__Exercise requirements__
Look for "JSON" in each line of the entries, and return the matching lines.

------------

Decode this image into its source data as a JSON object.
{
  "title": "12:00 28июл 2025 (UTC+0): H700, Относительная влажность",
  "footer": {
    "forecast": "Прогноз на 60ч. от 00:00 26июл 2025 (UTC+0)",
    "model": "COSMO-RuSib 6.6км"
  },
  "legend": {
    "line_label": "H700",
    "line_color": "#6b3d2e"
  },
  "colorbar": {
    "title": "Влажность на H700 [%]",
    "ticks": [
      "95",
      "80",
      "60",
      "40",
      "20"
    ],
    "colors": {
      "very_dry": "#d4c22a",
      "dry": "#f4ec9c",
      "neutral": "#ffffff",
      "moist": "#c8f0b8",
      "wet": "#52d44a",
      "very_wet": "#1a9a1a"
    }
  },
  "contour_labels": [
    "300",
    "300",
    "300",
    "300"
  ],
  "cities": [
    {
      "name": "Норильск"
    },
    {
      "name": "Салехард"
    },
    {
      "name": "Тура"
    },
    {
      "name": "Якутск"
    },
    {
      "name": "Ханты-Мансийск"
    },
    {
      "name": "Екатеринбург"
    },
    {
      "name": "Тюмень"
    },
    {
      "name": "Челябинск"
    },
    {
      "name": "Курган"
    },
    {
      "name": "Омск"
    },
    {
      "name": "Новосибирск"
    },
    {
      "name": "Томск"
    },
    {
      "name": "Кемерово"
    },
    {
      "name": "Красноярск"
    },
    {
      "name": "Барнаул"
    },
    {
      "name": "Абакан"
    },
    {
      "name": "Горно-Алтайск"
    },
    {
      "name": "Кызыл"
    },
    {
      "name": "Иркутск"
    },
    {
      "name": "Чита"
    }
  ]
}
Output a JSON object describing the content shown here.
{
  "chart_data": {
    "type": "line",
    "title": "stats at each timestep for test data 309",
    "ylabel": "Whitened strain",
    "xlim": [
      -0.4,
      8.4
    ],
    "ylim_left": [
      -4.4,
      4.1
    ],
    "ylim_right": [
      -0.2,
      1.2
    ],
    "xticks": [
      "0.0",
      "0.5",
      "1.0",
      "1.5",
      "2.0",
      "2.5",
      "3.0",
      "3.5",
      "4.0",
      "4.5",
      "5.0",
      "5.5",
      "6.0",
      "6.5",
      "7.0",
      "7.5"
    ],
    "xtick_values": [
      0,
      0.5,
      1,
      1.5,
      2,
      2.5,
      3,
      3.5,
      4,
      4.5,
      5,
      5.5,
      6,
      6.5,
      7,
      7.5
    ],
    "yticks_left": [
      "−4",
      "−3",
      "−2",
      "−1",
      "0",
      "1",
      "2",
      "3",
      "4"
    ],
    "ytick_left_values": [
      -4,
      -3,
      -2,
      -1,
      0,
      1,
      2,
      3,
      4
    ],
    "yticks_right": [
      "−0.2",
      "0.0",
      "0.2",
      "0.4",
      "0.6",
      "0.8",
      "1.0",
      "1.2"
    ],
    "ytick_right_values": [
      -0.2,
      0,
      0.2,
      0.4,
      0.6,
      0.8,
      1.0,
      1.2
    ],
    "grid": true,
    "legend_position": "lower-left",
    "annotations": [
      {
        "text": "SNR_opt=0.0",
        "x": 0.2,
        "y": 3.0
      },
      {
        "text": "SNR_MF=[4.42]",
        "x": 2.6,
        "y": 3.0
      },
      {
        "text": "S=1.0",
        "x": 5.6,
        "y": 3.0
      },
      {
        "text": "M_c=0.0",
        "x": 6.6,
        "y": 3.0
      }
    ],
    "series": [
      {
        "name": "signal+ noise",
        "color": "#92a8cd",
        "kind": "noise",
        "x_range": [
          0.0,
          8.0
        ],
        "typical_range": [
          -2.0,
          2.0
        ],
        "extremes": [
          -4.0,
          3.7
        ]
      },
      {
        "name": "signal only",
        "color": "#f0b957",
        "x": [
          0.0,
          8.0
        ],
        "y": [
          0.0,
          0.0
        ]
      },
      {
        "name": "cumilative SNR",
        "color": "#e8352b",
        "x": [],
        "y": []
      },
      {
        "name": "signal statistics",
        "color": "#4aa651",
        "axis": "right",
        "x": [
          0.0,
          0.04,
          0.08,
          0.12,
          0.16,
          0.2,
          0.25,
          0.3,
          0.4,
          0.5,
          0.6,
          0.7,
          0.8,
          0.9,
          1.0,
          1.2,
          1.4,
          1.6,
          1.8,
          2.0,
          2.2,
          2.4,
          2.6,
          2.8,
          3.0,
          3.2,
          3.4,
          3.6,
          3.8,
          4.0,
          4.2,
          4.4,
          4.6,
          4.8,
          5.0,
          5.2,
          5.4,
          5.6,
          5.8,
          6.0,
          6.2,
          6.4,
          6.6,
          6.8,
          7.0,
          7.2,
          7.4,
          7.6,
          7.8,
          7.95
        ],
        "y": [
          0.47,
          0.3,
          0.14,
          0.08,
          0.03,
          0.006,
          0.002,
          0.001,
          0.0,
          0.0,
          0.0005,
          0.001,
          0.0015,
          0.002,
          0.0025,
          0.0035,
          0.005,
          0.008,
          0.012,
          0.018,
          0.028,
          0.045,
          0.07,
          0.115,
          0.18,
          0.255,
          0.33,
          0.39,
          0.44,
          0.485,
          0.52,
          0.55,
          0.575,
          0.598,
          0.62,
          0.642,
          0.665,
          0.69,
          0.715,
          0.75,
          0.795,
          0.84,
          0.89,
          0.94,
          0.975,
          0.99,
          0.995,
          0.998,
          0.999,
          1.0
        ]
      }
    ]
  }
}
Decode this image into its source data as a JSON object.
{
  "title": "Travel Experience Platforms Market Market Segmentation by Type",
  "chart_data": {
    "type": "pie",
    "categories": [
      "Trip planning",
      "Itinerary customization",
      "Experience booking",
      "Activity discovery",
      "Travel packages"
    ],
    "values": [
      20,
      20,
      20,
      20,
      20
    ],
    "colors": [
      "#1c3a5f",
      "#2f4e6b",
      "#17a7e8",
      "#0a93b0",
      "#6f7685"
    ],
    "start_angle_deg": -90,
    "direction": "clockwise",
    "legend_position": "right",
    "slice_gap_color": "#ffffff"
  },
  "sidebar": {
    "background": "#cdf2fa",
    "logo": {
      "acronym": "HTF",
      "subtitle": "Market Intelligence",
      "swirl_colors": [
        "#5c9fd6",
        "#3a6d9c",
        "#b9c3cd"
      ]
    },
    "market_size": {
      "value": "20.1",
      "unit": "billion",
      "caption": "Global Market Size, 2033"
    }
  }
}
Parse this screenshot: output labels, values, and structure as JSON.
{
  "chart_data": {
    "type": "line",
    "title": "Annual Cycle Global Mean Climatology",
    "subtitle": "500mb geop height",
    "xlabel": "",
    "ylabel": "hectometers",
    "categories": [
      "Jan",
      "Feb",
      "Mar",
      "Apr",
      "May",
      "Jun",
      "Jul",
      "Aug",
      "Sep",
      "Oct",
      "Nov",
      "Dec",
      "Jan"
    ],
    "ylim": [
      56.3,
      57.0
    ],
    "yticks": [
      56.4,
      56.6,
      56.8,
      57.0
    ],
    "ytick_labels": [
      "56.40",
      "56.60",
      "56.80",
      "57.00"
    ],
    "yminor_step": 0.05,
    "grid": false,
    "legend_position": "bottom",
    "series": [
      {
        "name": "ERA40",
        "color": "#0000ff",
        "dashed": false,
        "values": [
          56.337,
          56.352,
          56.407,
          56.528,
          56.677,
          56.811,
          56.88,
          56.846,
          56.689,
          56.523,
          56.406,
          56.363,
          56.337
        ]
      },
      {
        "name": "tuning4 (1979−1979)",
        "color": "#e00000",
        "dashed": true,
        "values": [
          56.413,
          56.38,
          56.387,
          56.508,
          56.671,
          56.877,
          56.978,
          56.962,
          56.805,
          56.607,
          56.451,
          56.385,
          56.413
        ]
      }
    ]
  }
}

------------

__Solution below__
Decode this image into its source data as a JSON object.
Output a JSON object describing the content shown here.
Decode this image into its source data as a JSON object.
Parse this screenshot: output labels, values, and structure as JSON.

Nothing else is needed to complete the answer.